• [PROBLEM]:
Pull out each line of the records holding the string "Neuanlagen".

>> start

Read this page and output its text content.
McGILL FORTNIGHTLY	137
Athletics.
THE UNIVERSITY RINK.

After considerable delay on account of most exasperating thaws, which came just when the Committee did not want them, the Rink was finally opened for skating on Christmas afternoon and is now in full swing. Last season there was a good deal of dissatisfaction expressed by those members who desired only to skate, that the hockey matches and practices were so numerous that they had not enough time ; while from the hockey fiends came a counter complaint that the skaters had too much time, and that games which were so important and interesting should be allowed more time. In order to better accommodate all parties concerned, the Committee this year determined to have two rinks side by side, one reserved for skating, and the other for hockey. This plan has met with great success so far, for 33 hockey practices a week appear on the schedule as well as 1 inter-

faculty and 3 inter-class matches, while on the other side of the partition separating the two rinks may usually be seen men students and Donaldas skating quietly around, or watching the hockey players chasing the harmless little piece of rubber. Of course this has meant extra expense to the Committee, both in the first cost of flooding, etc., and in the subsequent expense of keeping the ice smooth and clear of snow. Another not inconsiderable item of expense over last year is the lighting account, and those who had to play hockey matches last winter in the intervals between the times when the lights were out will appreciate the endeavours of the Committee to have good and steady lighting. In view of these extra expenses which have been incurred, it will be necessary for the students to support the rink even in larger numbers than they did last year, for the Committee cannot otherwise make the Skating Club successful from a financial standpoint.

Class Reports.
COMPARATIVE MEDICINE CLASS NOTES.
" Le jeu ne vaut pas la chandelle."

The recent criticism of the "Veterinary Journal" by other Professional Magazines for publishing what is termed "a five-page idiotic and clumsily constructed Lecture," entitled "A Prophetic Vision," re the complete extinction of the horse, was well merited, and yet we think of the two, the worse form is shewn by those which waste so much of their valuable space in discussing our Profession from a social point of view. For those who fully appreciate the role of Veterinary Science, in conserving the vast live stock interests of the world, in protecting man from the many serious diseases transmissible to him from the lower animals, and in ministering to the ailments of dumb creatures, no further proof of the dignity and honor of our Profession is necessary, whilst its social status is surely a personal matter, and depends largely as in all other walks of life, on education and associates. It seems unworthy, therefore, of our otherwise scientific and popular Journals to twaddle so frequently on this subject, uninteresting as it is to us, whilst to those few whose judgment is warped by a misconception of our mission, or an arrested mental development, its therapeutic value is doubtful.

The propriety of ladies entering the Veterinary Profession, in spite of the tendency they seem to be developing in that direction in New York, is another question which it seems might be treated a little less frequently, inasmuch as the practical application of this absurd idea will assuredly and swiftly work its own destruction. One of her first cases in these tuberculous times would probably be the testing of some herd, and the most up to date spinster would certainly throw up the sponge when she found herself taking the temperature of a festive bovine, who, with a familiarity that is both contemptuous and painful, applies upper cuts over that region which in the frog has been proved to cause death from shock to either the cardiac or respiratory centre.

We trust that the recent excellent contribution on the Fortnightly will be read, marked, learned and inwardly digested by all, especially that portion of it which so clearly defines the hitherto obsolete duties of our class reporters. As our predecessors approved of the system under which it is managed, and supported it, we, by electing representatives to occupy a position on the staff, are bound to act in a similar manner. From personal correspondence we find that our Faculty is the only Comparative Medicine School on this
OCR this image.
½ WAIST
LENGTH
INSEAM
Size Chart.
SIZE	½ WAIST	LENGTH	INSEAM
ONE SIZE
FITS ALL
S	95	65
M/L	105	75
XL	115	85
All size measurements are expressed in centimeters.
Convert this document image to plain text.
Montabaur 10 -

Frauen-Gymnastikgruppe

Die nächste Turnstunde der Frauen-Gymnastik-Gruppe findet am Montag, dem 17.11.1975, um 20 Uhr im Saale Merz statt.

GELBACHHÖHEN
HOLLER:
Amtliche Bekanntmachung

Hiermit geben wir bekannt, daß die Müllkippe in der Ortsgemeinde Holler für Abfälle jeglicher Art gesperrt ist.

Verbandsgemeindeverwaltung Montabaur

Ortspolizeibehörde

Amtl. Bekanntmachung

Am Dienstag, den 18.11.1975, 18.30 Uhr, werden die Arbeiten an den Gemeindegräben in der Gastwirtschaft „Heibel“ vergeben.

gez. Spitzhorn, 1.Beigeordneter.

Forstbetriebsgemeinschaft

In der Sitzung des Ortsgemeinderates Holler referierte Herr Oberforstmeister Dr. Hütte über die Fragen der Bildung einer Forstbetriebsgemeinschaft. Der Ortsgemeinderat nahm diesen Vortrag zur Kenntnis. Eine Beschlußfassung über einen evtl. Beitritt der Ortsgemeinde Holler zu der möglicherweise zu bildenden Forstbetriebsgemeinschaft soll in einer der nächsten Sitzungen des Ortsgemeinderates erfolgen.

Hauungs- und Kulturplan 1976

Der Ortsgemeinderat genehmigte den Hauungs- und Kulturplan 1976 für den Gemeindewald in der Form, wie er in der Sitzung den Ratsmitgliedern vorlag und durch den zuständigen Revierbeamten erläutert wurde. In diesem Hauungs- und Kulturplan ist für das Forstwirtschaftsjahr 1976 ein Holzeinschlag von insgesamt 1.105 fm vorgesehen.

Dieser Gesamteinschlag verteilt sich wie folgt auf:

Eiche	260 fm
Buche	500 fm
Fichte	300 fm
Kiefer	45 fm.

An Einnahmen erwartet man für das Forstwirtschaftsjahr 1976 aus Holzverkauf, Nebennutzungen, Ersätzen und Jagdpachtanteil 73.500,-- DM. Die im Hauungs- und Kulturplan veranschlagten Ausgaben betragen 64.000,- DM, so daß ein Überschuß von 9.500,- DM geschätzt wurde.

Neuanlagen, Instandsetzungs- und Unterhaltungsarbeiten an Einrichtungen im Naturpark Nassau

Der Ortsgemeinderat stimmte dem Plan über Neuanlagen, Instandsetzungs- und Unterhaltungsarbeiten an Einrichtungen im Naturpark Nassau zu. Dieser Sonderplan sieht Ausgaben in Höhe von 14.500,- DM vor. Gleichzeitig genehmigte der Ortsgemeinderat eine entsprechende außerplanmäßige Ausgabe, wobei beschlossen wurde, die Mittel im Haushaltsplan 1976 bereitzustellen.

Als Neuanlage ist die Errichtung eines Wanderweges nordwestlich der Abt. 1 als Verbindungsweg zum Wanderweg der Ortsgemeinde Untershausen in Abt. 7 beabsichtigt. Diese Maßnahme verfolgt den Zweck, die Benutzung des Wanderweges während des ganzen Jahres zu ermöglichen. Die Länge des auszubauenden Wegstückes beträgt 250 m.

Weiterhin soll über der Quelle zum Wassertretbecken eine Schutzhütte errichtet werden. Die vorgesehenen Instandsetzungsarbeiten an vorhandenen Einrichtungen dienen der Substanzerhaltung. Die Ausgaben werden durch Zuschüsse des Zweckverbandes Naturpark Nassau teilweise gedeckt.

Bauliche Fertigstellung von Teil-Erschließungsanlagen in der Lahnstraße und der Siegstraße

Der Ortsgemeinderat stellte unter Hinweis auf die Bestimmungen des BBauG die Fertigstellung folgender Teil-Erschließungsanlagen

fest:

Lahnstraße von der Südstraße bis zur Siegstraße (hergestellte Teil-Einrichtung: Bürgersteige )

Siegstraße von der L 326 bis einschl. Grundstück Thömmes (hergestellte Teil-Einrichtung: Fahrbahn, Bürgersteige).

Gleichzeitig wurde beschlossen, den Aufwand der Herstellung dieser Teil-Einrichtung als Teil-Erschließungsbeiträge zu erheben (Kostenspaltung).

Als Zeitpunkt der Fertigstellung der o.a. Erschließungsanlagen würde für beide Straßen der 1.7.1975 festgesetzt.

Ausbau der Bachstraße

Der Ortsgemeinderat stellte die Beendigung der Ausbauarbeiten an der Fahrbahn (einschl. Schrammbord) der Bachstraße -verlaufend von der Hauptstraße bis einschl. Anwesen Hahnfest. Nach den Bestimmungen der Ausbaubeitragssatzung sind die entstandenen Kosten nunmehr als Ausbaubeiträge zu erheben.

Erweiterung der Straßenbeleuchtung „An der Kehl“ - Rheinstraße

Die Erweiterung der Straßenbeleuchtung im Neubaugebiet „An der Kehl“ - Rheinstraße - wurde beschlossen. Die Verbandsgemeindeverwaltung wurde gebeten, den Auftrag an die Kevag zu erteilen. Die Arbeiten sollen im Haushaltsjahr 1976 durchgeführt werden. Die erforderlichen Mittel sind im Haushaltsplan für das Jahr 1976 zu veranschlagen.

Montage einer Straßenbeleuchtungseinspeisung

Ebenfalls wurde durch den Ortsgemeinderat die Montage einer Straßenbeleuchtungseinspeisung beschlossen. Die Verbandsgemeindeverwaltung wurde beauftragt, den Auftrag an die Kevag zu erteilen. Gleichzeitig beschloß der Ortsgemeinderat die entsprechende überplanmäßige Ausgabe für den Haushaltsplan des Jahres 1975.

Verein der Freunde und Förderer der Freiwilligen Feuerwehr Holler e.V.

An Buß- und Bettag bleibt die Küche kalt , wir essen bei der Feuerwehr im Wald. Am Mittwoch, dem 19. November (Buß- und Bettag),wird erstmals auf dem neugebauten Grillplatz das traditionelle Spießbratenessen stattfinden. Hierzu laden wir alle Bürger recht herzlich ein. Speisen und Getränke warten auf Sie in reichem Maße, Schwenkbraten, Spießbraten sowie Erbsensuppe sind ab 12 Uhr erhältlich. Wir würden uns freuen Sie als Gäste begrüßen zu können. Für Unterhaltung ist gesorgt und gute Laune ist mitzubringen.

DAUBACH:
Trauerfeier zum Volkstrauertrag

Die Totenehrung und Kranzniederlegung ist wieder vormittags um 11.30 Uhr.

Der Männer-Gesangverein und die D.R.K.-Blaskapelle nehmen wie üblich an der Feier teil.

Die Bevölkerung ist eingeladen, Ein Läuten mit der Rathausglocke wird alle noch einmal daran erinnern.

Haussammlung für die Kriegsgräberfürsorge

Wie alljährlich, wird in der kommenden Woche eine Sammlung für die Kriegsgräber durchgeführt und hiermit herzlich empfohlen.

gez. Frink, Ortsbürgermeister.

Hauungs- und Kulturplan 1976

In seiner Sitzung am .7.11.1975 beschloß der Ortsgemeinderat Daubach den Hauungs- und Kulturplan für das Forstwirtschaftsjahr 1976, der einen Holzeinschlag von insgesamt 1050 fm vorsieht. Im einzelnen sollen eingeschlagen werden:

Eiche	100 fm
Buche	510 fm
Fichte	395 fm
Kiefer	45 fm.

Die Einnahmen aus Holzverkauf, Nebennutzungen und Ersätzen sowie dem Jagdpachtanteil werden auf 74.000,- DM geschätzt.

>> end

• [TASK RESPONSE]:
Neuanlagen, Instandsetzungs- und Unterhaltungsarbeiten an Einrichtungen im Naturpark Nassau
Der Ortsgemeinderat stimmte dem Plan über Neuanlagen, Instandsetzungs- und Unterhaltungsarbeiten an Einrichtungen im Naturpark Nassau zu. Dieser Sonderplan sieht Ausgaben in Höhe von 14.500,- DM vor. Gleichzeitig genehmigte der Ortsgemeinderat eine entsprechende außerplanmäßige Ausgabe, wobei beschlossen wurde, die Mittel im Haushaltsplan 1976 bereitzustellen.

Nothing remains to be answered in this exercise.